## Material
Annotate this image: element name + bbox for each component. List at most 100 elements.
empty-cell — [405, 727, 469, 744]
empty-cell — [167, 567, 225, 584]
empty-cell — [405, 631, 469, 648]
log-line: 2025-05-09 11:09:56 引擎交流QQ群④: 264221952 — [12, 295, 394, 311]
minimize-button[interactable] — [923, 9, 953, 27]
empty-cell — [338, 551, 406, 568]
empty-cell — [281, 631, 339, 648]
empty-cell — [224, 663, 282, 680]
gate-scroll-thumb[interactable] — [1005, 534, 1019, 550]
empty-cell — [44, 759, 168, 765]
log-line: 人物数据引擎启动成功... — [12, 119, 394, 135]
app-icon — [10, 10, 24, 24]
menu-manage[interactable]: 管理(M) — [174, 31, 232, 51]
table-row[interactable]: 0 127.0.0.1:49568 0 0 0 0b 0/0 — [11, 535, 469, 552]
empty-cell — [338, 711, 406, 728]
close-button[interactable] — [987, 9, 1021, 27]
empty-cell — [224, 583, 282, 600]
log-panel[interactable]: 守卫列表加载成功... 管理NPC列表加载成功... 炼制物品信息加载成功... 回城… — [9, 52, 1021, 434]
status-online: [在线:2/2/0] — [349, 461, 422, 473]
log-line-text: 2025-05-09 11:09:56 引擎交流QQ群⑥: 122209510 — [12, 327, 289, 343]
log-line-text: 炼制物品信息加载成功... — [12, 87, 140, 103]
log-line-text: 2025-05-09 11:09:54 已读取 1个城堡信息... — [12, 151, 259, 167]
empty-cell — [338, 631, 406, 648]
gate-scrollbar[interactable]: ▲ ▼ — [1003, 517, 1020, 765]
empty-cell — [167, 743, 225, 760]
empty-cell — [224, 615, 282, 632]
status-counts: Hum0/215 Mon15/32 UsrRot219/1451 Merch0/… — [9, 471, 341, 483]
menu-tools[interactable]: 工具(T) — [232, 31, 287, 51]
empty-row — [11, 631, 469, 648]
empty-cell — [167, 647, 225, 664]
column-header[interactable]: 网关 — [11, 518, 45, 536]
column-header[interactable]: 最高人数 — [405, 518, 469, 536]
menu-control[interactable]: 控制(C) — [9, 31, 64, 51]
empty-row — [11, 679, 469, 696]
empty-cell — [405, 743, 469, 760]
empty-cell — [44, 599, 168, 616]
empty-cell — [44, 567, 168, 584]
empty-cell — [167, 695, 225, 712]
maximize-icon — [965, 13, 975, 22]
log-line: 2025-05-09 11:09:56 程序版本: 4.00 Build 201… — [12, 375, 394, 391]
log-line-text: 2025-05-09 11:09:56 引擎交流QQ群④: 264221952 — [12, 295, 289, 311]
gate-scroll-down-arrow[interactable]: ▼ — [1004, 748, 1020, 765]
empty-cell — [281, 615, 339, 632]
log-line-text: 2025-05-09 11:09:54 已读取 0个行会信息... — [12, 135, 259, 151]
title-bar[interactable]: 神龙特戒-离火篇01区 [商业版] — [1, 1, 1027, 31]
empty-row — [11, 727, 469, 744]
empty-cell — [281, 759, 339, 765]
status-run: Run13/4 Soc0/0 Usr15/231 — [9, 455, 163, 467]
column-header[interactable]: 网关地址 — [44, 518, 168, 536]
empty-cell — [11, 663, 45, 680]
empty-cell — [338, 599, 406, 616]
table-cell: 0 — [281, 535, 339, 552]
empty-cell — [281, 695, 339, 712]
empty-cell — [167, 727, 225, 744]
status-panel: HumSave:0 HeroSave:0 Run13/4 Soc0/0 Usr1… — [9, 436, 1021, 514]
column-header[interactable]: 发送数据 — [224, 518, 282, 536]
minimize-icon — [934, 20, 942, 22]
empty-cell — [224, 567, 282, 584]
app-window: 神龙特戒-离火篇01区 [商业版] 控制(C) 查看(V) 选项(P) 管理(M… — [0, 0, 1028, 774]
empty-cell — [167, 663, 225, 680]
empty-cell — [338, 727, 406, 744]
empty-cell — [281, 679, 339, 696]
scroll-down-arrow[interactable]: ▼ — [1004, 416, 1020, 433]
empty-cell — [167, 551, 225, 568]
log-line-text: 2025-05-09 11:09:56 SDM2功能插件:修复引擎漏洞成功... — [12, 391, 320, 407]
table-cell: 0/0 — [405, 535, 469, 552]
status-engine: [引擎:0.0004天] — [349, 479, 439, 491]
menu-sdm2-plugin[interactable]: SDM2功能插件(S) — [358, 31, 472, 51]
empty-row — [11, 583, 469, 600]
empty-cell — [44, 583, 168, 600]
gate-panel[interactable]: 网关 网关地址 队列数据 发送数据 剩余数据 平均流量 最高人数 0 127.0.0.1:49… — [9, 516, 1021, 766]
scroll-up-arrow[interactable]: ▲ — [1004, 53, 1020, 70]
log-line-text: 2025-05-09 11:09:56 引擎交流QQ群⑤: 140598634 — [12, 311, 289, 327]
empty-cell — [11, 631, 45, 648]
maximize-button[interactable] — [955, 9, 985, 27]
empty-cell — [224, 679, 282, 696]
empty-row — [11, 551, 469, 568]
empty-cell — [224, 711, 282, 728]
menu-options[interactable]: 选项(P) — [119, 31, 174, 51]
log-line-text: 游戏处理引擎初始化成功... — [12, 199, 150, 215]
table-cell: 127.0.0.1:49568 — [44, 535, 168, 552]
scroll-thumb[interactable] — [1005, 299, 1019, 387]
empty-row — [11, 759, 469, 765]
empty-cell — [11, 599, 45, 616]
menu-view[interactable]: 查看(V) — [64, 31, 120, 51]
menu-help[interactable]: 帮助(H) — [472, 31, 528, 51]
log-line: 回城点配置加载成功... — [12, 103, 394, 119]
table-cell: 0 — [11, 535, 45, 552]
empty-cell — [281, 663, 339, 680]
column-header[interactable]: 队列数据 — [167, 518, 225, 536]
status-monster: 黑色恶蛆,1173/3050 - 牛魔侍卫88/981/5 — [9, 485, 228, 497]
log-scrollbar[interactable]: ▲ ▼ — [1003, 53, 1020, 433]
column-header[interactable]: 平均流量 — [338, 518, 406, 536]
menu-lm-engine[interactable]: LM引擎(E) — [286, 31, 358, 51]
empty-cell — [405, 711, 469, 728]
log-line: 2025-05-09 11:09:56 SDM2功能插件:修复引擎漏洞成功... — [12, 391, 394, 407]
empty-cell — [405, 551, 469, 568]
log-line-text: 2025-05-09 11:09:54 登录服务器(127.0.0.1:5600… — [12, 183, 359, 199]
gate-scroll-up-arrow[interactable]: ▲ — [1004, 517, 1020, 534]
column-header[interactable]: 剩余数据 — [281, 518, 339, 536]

## Written request
Render every line of the records as a JSON list of strings, one string per line, leaving out any blank lines.

## Result for this exercise
[
  "Annotate this image: element name + bbox for each component. List at most 100 elements.",
  "empty-cell — [405, 727, 469, 744]",
  "empty-cell — [167, 567, 225, 584]",
  "empty-cell — [405, 631, 469, 648]",
  "log-line: 2025-05-09 11:09:56 引擎交流QQ群④: 264221952 — [12, 295, 394, 311]",
  "minimize-button[interactable] — [923, 9, 953, 27]",
  "empty-cell — [338, 551, 406, 568]",
  "empty-cell — [281, 631, 339, 648]",
  "empty-cell — [224, 663, 282, 680]",
  "gate-scroll-thumb[interactable] — [1005, 534, 1019, 550]",
  "empty-cell — [44, 759, 168, 765]",
  "log-line: 人物数据引擎启动成功... — [12, 119, 394, 135]",
  "app-icon — [10, 10, 24, 24]",
  "menu-manage[interactable]: 管理(M) — [174, 31, 232, 51]",
  "table-row[interactable]: 0 127.0.0.1:49568 0 0 0 0b 0/0 — [11, 535, 469, 552]",
  "empty-cell — [338, 711, 406, 728]",
  "close-button[interactable] — [987, 9, 1021, 27]",
  "empty-cell — [224, 583, 282, 600]",
  "log-panel[interactable]: 守卫列表加载成功... 管理NPC列表加载成功... 炼制物品信息加载成功... 回城… — [9, 52, 1021, 434]",
  "status-online: [在线:2/2/0] — [349, 461, 422, 473]",
  "log-line-text: 2025-05-09 11:09:56 引擎交流QQ群⑥: 122209510 — [12, 327, 289, 343]",
  "log-line-text: 炼制物品信息加载成功... — [12, 87, 140, 103]",
  "log-line-text: 2025-05-09 11:09:54 已读取 1个城堡信息... — [12, 151, 259, 167]",
  "empty-cell — [338, 631, 406, 648]",
  "gate-scrollbar[interactable]: ▲ ▼ — [1003, 517, 1020, 765]",
  "empty-cell — [167, 743, 225, 760]",
  "empty-cell — [224, 615, 282, 632]",
  "status-counts: Hum0/215 Mon15/32 UsrRot219/1451 Merch0/… — [9, 471, 341, 483]",
  "menu-tools[interactable]: 工具(T) — [232, 31, 287, 51]",
  "empty-row — [11, 631, 469, 648]",
  "empty-cell — [167, 647, 225, 664]",
  "column-header[interactable]: 网关 — [11, 518, 45, 536]",
  "column-header[interactable]: 最高人数 — [405, 518, 469, 536]",
  "menu-control[interactable]: 控制(C) — [9, 31, 64, 51]",
  "empty-row — [11, 679, 469, 696]",
  "empty-cell — [405, 743, 469, 760]",
  "empty-cell — [44, 599, 168, 616]",
  "empty-cell — [44, 567, 168, 584]",
  "empty-cell — [167, 695, 225, 712]",
  "maximize-icon — [965, 13, 975, 22]",
  "log-line: 2025-05-09 11:09:56 程序版本: 4.00 Build 201… — [12, 375, 394, 391]",
  "log-line-text: 2025-05-09 11:09:56 引擎交流QQ群④: 264221952 — [12, 295, 289, 311]",
  "gate-scroll-down-arrow[interactable]: ▼ — [1004, 748, 1020, 765]",
  "empty-cell — [281, 615, 339, 632]",
  "log-line-text: 2025-05-09 11:09:54 已读取 0个行会信息... — [12, 135, 259, 151]",
  "title-bar[interactable]: 神龙特戒-离火篇01区 [商业版] — [1, 1, 1027, 31]",
  "empty-row — [11, 727, 469, 744]",
  "empty-cell — [281, 759, 339, 765]",
  "status-run: Run13/4 Soc0/0 Usr15/231 — [9, 455, 163, 467]",
  "column-header[interactable]: 网关地址 — [44, 518, 168, 536]",
  "empty-cell — [11, 663, 45, 680]",
  "empty-cell — [338, 599, 406, 616]",
  "table-cell: 0 — [281, 535, 339, 552]",
  "empty-cell — [281, 695, 339, 712]",
  "empty-cell — [167, 727, 225, 744]",
  "status-panel: HumSave:0 HeroSave:0 Run13/4 Soc0/0 Usr1… — [9, 436, 1021, 514]",
  "column-header[interactable]: 发送数据 — [224, 518, 282, 536]",
  "minimize-icon — [934, 20, 942, 22]",
  "empty-cell — [224, 567, 282, 584]",
  "app-window: 神龙特戒-离火篇01区 [商业版] 控制(C) 查看(V) 选项(P) 管理(M… — [0, 0, 1028, 774]",
  "empty-cell — [167, 663, 225, 680]",
  "empty-cell — [338, 727, 406, 744]",
  "empty-cell — [281, 679, 339, 696]",
  "scroll-down-arrow[interactable]: ▼ — [1004, 416, 1020, 433]",
  "empty-cell — [167, 551, 225, 568]",
  "log-line-text: 2025-05-09 11:09:56 SDM2功能插件:修复引擎漏洞成功... — [12, 391, 320, 407]",
  "table-cell: 0/0 — [405, 535, 469, 552]",
  "status-engine: [引擎:0.0004天] — [349, 479, 439, 491]",
  "menu-sdm2-plugin[interactable]: SDM2功能插件(S) — [358, 31, 472, 51]",
  "empty-row — [11, 583, 469, 600]",
  "empty-cell — [44, 583, 168, 600]",
  "gate-panel[interactable]: 网关 网关地址 队列数据 发送数据 剩余数据 平均流量 最高人数 0 127.0.0.1:49… — [9, 516, 1021, 766]",
  "scroll-up-arrow[interactable]: ▲ — [1004, 53, 1020, 70]",
  "log-line-text: 2025-05-09 11:09:56 引擎交流QQ群⑤: 140598634 — [12, 311, 289, 327]",
  "empty-cell — [11, 631, 45, 648]",
  "maximize-button[interactable] — [955, 9, 985, 27]",
  "empty-cell — [224, 679, 282, 696]",
  "empty-row — [11, 551, 469, 568]",
  "empty-cell — [224, 711, 282, 728]",
  "menu-options[interactable]: 选项(P) — [119, 31, 174, 51]",
  "log-line-text: 游戏处理引擎初始化成功... — [12, 199, 150, 215]",
  "table-cell: 127.0.0.1:49568 — [44, 535, 168, 552]",
  "scroll-thumb[interactable] — [1005, 299, 1019, 387]",
  "empty-row — [11, 759, 469, 765]",
  "empty-cell — [11, 599, 45, 616]",
  "menu-view[interactable]: 查看(V) — [64, 31, 120, 51]",
  "menu-help[interactable]: 帮助(H) — [472, 31, 528, 51]",
  "log-line: 回城点配置加载成功... — [12, 103, 394, 119]",
  "table-cell: 0 — [11, 535, 45, 552]",
  "empty-cell — [281, 663, 339, 680]",
  "column-header[interactable]: 队列数据 — [167, 518, 225, 536]",
  "status-monster: 黑色恶蛆,1173/3050 - 牛魔侍卫88/981/5 — [9, 485, 228, 497]",
  "log-scrollbar[interactable]: ▲ ▼ — [1003, 53, 1020, 433]",
  "column-header[interactable]: 平均流量 — [338, 518, 406, 536]",
  "menu-lm-engine[interactable]: LM引擎(E) — [286, 31, 358, 51]",
  "empty-cell — [405, 711, 469, 728]",
  "log-line: 2025-05-09 11:09:56 SDM2功能插件:修复引擎漏洞成功... — [12, 391, 394, 407]",
  "empty-cell — [405, 551, 469, 568]",
  "log-line-text: 2025-05-09 11:09:54 登录服务器(127.0.0.1:5600… — [12, 183, 359, 199]",
  "gate-scroll-up-arrow[interactable]: ▲ — [1004, 517, 1020, 534]",
  "column-header[interactable]: 剩余数据 — [281, 518, 339, 536]"
]